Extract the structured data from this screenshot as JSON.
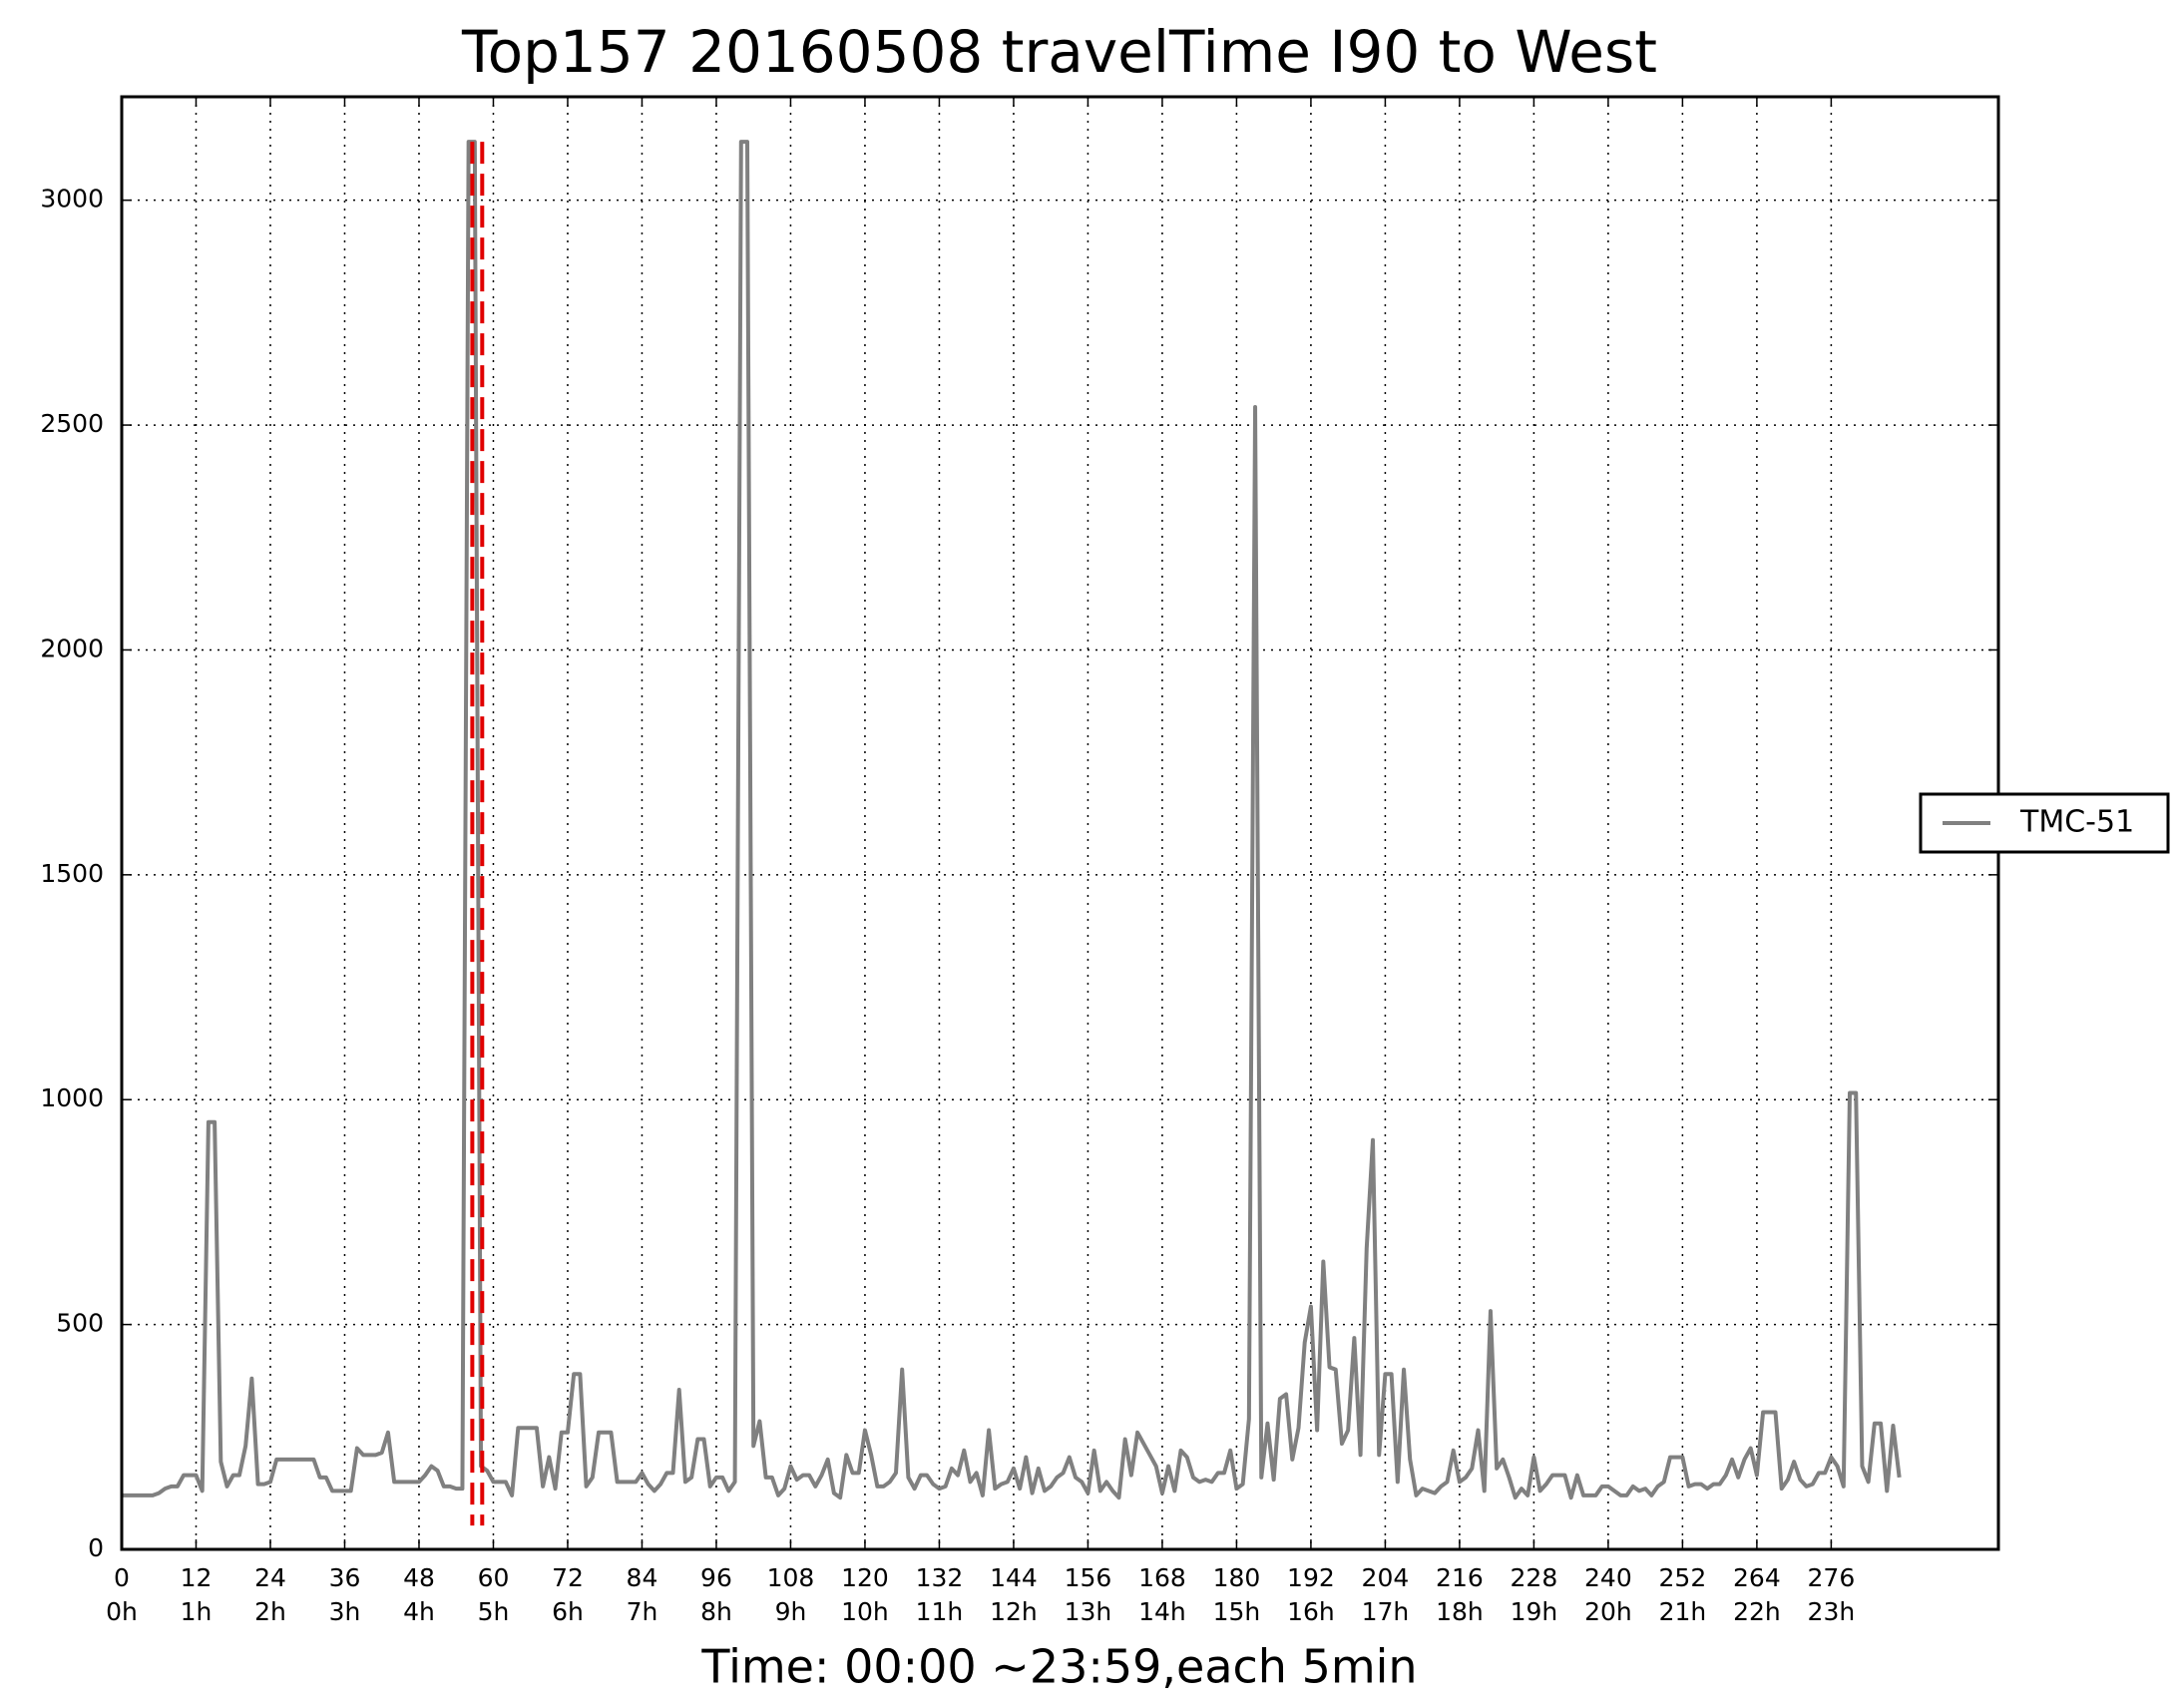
{
  "chart_data": {
    "type": "line",
    "title": "Top157 20160508 travelTime I90 to West",
    "xlabel": "Time: 00:00 ~23:59,each 5min",
    "x": [
      0,
      1,
      2,
      3,
      4,
      5,
      6,
      7,
      8,
      9,
      10,
      11,
      12,
      13,
      14,
      15,
      16,
      17,
      18,
      19,
      20,
      21,
      22,
      23,
      24,
      25,
      26,
      27,
      28,
      29,
      30,
      31,
      32,
      33,
      34,
      35,
      36,
      37,
      38,
      39,
      40,
      41,
      42,
      43,
      44,
      45,
      46,
      47,
      48,
      49,
      50,
      51,
      52,
      53,
      54,
      55,
      56,
      57,
      58,
      59,
      60,
      61,
      62,
      63,
      64,
      65,
      66,
      67,
      68,
      69,
      70,
      71,
      72,
      73,
      74,
      75,
      76,
      77,
      78,
      79,
      80,
      81,
      82,
      83,
      84,
      85,
      86,
      87,
      88,
      89,
      90,
      91,
      92,
      93,
      94,
      95,
      96,
      97,
      98,
      99,
      100,
      101,
      102,
      103,
      104,
      105,
      106,
      107,
      108,
      109,
      110,
      111,
      112,
      113,
      114,
      115,
      116,
      117,
      118,
      119,
      120,
      121,
      122,
      123,
      124,
      125,
      126,
      127,
      128,
      129,
      130,
      131,
      132,
      133,
      134,
      135,
      136,
      137,
      138,
      139,
      140,
      141,
      142,
      143,
      144,
      145,
      146,
      147,
      148,
      149,
      150,
      151,
      152,
      153,
      154,
      155,
      156,
      157,
      158,
      159,
      160,
      161,
      162,
      163,
      164,
      165,
      166,
      167,
      168,
      169,
      170,
      171,
      172,
      173,
      174,
      175,
      176,
      177,
      178,
      179,
      180,
      181,
      182,
      183,
      184,
      185,
      186,
      187,
      188,
      189,
      190,
      191,
      192,
      193,
      194,
      195,
      196,
      197,
      198,
      199,
      200,
      201,
      202,
      203,
      204,
      205,
      206,
      207,
      208,
      209,
      210,
      211,
      212,
      213,
      214,
      215,
      216,
      217,
      218,
      219,
      220,
      221,
      222,
      223,
      224,
      225,
      226,
      227,
      228,
      229,
      230,
      231,
      232,
      233,
      234,
      235,
      236,
      237,
      238,
      239,
      240,
      241,
      242,
      243,
      244,
      245,
      246,
      247,
      248,
      249,
      250,
      251,
      252,
      253,
      254,
      255,
      256,
      257,
      258,
      259,
      260,
      261,
      262,
      263,
      264,
      265,
      266,
      267,
      268,
      269,
      270,
      271,
      272,
      273,
      274,
      275,
      276,
      277,
      278,
      279,
      280,
      281,
      282,
      283,
      284,
      285,
      286,
      287
    ],
    "series": [
      {
        "name": "TMC-51",
        "color": "#808080",
        "values": [
          120,
          120,
          120,
          120,
          120,
          120,
          125,
          135,
          140,
          140,
          165,
          165,
          165,
          130,
          950,
          950,
          195,
          140,
          165,
          165,
          230,
          380,
          145,
          145,
          150,
          200,
          200,
          200,
          200,
          200,
          200,
          200,
          160,
          160,
          130,
          130,
          130,
          130,
          225,
          210,
          210,
          210,
          215,
          260,
          150,
          150,
          150,
          150,
          150,
          165,
          185,
          175,
          140,
          140,
          135,
          135,
          3130,
          3130,
          185,
          175,
          150,
          150,
          150,
          120,
          270,
          270,
          270,
          270,
          140,
          205,
          135,
          260,
          260,
          390,
          390,
          140,
          160,
          260,
          260,
          260,
          150,
          150,
          150,
          150,
          170,
          145,
          130,
          145,
          170,
          170,
          355,
          150,
          160,
          245,
          245,
          140,
          160,
          160,
          130,
          150,
          3130,
          3130,
          230,
          285,
          160,
          160,
          120,
          135,
          185,
          155,
          165,
          165,
          140,
          165,
          200,
          125,
          115,
          210,
          170,
          170,
          265,
          210,
          140,
          140,
          150,
          170,
          400,
          160,
          135,
          165,
          165,
          145,
          135,
          140,
          180,
          165,
          220,
          150,
          170,
          120,
          265,
          135,
          145,
          150,
          180,
          135,
          205,
          125,
          180,
          130,
          140,
          160,
          170,
          205,
          160,
          150,
          125,
          220,
          130,
          150,
          130,
          115,
          245,
          165,
          260,
          235,
          210,
          185,
          125,
          185,
          130,
          220,
          205,
          160,
          150,
          155,
          150,
          170,
          170,
          220,
          135,
          145,
          290,
          2540,
          160,
          280,
          155,
          335,
          345,
          200,
          270,
          460,
          540,
          265,
          640,
          405,
          400,
          235,
          265,
          470,
          210,
          670,
          910,
          210,
          390,
          390,
          150,
          400,
          200,
          120,
          135,
          130,
          125,
          140,
          150,
          220,
          150,
          160,
          180,
          265,
          130,
          530,
          180,
          200,
          160,
          115,
          135,
          120,
          205,
          130,
          145,
          165,
          165,
          165,
          115,
          165,
          120,
          120,
          120,
          140,
          140,
          130,
          120,
          120,
          140,
          130,
          135,
          120,
          140,
          150,
          205,
          205,
          205,
          140,
          145,
          145,
          135,
          145,
          145,
          165,
          200,
          160,
          200,
          225,
          165,
          305,
          305,
          305,
          135,
          155,
          195,
          155,
          140,
          145,
          170,
          170,
          205,
          185,
          140,
          1015,
          1015,
          185,
          150,
          280,
          280,
          130,
          275,
          160
        ]
      }
    ],
    "xlim": [
      0,
      303
    ],
    "ylim": [
      0,
      3230
    ],
    "xticks": [
      {
        "value": 0,
        "label": "0\n0h"
      },
      {
        "value": 12,
        "label": "12\n1h"
      },
      {
        "value": 24,
        "label": "24\n2h"
      },
      {
        "value": 36,
        "label": "36\n3h"
      },
      {
        "value": 48,
        "label": "48\n4h"
      },
      {
        "value": 60,
        "label": "60\n5h"
      },
      {
        "value": 72,
        "label": "72\n6h"
      },
      {
        "value": 84,
        "label": "84\n7h"
      },
      {
        "value": 96,
        "label": "96\n8h"
      },
      {
        "value": 108,
        "label": "108\n9h"
      },
      {
        "value": 120,
        "label": "120\n10h"
      },
      {
        "value": 132,
        "label": "132\n11h"
      },
      {
        "value": 144,
        "label": "144\n12h"
      },
      {
        "value": 156,
        "label": "156\n13h"
      },
      {
        "value": 168,
        "label": "168\n14h"
      },
      {
        "value": 180,
        "label": "180\n15h"
      },
      {
        "value": 192,
        "label": "192\n16h"
      },
      {
        "value": 204,
        "label": "204\n17h"
      },
      {
        "value": 216,
        "label": "216\n18h"
      },
      {
        "value": 228,
        "label": "228\n19h"
      },
      {
        "value": 240,
        "label": "240\n20h"
      },
      {
        "value": 252,
        "label": "252\n21h"
      },
      {
        "value": 264,
        "label": "264\n22h"
      },
      {
        "value": 276,
        "label": "276\n23h"
      }
    ],
    "yticks": [
      0,
      500,
      1000,
      1500,
      2000,
      2500,
      3000
    ],
    "grid": true,
    "legend": "outside-right",
    "vlines": {
      "x": [
        56.6,
        58.2
      ],
      "ymin": 53,
      "ymax": 3130,
      "color": "#e00000"
    }
  }
}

Problem details> The listing above must be printed again exactly, minus its pictures.

Reply to the exercise>
Extract the structured data from this screenshot as JSON.
{
  "chart_data": {
    "type": "line",
    "title": "Top157 20160508 travelTime I90 to West",
    "xlabel": "Time: 00:00 ~23:59,each 5min",
    "x": [
      0,
      1,
      2,
      3,
      4,
      5,
      6,
      7,
      8,
      9,
      10,
      11,
      12,
      13,
      14,
      15,
      16,
      17,
      18,
      19,
      20,
      21,
      22,
      23,
      24,
      25,
      26,
      27,
      28,
      29,
      30,
      31,
      32,
      33,
      34,
      35,
      36,
      37,
      38,
      39,
      40,
      41,
      42,
      43,
      44,
      45,
      46,
      47,
      48,
      49,
      50,
      51,
      52,
      53,
      54,
      55,
      56,
      57,
      58,
      59,
      60,
      61,
      62,
      63,
      64,
      65,
      66,
      67,
      68,
      69,
      70,
      71,
      72,
      73,
      74,
      75,
      76,
      77,
      78,
      79,
      80,
      81,
      82,
      83,
      84,
      85,
      86,
      87,
      88,
      89,
      90,
      91,
      92,
      93,
      94,
      95,
      96,
      97,
      98,
      99,
      100,
      101,
      102,
      103,
      104,
      105,
      106,
      107,
      108,
      109,
      110,
      111,
      112,
      113,
      114,
      115,
      116,
      117,
      118,
      119,
      120,
      121,
      122,
      123,
      124,
      125,
      126,
      127,
      128,
      129,
      130,
      131,
      132,
      133,
      134,
      135,
      136,
      137,
      138,
      139,
      140,
      141,
      142,
      143,
      144,
      145,
      146,
      147,
      148,
      149,
      150,
      151,
      152,
      153,
      154,
      155,
      156,
      157,
      158,
      159,
      160,
      161,
      162,
      163,
      164,
      165,
      166,
      167,
      168,
      169,
      170,
      171,
      172,
      173,
      174,
      175,
      176,
      177,
      178,
      179,
      180,
      181,
      182,
      183,
      184,
      185,
      186,
      187,
      188,
      189,
      190,
      191,
      192,
      193,
      194,
      195,
      196,
      197,
      198,
      199,
      200,
      201,
      202,
      203,
      204,
      205,
      206,
      207,
      208,
      209,
      210,
      211,
      212,
      213,
      214,
      215,
      216,
      217,
      218,
      219,
      220,
      221,
      222,
      223,
      224,
      225,
      226,
      227,
      228,
      229,
      230,
      231,
      232,
      233,
      234,
      235,
      236,
      237,
      238,
      239,
      240,
      241,
      242,
      243,
      244,
      245,
      246,
      247,
      248,
      249,
      250,
      251,
      252,
      253,
      254,
      255,
      256,
      257,
      258,
      259,
      260,
      261,
      262,
      263,
      264,
      265,
      266,
      267,
      268,
      269,
      270,
      271,
      272,
      273,
      274,
      275,
      276,
      277,
      278,
      279,
      280,
      281,
      282,
      283,
      284,
      285,
      286,
      287
    ],
    "series": [
      {
        "name": "TMC-51",
        "color": "#808080",
        "values": [
          120,
          120,
          120,
          120,
          120,
          120,
          125,
          135,
          140,
          140,
          165,
          165,
          165,
          130,
          950,
          950,
          195,
          140,
          165,
          165,
          230,
          380,
          145,
          145,
          150,
          200,
          200,
          200,
          200,
          200,
          200,
          200,
          160,
          160,
          130,
          130,
          130,
          130,
          225,
          210,
          210,
          210,
          215,
          260,
          150,
          150,
          150,
          150,
          150,
          165,
          185,
          175,
          140,
          140,
          135,
          135,
          3130,
          3130,
          185,
          175,
          150,
          150,
          150,
          120,
          270,
          270,
          270,
          270,
          140,
          205,
          135,
          260,
          260,
          390,
          390,
          140,
          160,
          260,
          260,
          260,
          150,
          150,
          150,
          150,
          170,
          145,
          130,
          145,
          170,
          170,
          355,
          150,
          160,
          245,
          245,
          140,
          160,
          160,
          130,
          150,
          3130,
          3130,
          230,
          285,
          160,
          160,
          120,
          135,
          185,
          155,
          165,
          165,
          140,
          165,
          200,
          125,
          115,
          210,
          170,
          170,
          265,
          210,
          140,
          140,
          150,
          170,
          400,
          160,
          135,
          165,
          165,
          145,
          135,
          140,
          180,
          165,
          220,
          150,
          170,
          120,
          265,
          135,
          145,
          150,
          180,
          135,
          205,
          125,
          180,
          130,
          140,
          160,
          170,
          205,
          160,
          150,
          125,
          220,
          130,
          150,
          130,
          115,
          245,
          165,
          260,
          235,
          210,
          185,
          125,
          185,
          130,
          220,
          205,
          160,
          150,
          155,
          150,
          170,
          170,
          220,
          135,
          145,
          290,
          2540,
          160,
          280,
          155,
          335,
          345,
          200,
          270,
          460,
          540,
          265,
          640,
          405,
          400,
          235,
          265,
          470,
          210,
          670,
          910,
          210,
          390,
          390,
          150,
          400,
          200,
          120,
          135,
          130,
          125,
          140,
          150,
          220,
          150,
          160,
          180,
          265,
          130,
          530,
          180,
          200,
          160,
          115,
          135,
          120,
          205,
          130,
          145,
          165,
          165,
          165,
          115,
          165,
          120,
          120,
          120,
          140,
          140,
          130,
          120,
          120,
          140,
          130,
          135,
          120,
          140,
          150,
          205,
          205,
          205,
          140,
          145,
          145,
          135,
          145,
          145,
          165,
          200,
          160,
          200,
          225,
          165,
          305,
          305,
          305,
          135,
          155,
          195,
          155,
          140,
          145,
          170,
          170,
          205,
          185,
          140,
          1015,
          1015,
          185,
          150,
          280,
          280,
          130,
          275,
          160
        ]
      }
    ],
    "xlim": [
      0,
      303
    ],
    "ylim": [
      0,
      3230
    ],
    "xticks": [
      {
        "value": 0,
        "label": "0\n0h"
      },
      {
        "value": 12,
        "label": "12\n1h"
      },
      {
        "value": 24,
        "label": "24\n2h"
      },
      {
        "value": 36,
        "label": "36\n3h"
      },
      {
        "value": 48,
        "label": "48\n4h"
      },
      {
        "value": 60,
        "label": "60\n5h"
      },
      {
        "value": 72,
        "label": "72\n6h"
      },
      {
        "value": 84,
        "label": "84\n7h"
      },
      {
        "value": 96,
        "label": "96\n8h"
      },
      {
        "value": 108,
        "label": "108\n9h"
      },
      {
        "value": 120,
        "label": "120\n10h"
      },
      {
        "value": 132,
        "label": "132\n11h"
      },
      {
        "value": 144,
        "label": "144\n12h"
      },
      {
        "value": 156,
        "label": "156\n13h"
      },
      {
        "value": 168,
        "label": "168\n14h"
      },
      {
        "value": 180,
        "label": "180\n15h"
      },
      {
        "value": 192,
        "label": "192\n16h"
      },
      {
        "value": 204,
        "label": "204\n17h"
      },
      {
        "value": 216,
        "label": "216\n18h"
      },
      {
        "value": 228,
        "label": "228\n19h"
      },
      {
        "value": 240,
        "label": "240\n20h"
      },
      {
        "value": 252,
        "label": "252\n21h"
      },
      {
        "value": 264,
        "label": "264\n22h"
      },
      {
        "value": 276,
        "label": "276\n23h"
      }
    ],
    "yticks": [
      0,
      500,
      1000,
      1500,
      2000,
      2500,
      3000
    ],
    "grid": true,
    "legend": "outside-right",
    "vlines": {
      "x": [
        56.6,
        58.2
      ],
      "ymin": 53,
      "ymax": 3130,
      "color": "#e00000"
    }
  }
}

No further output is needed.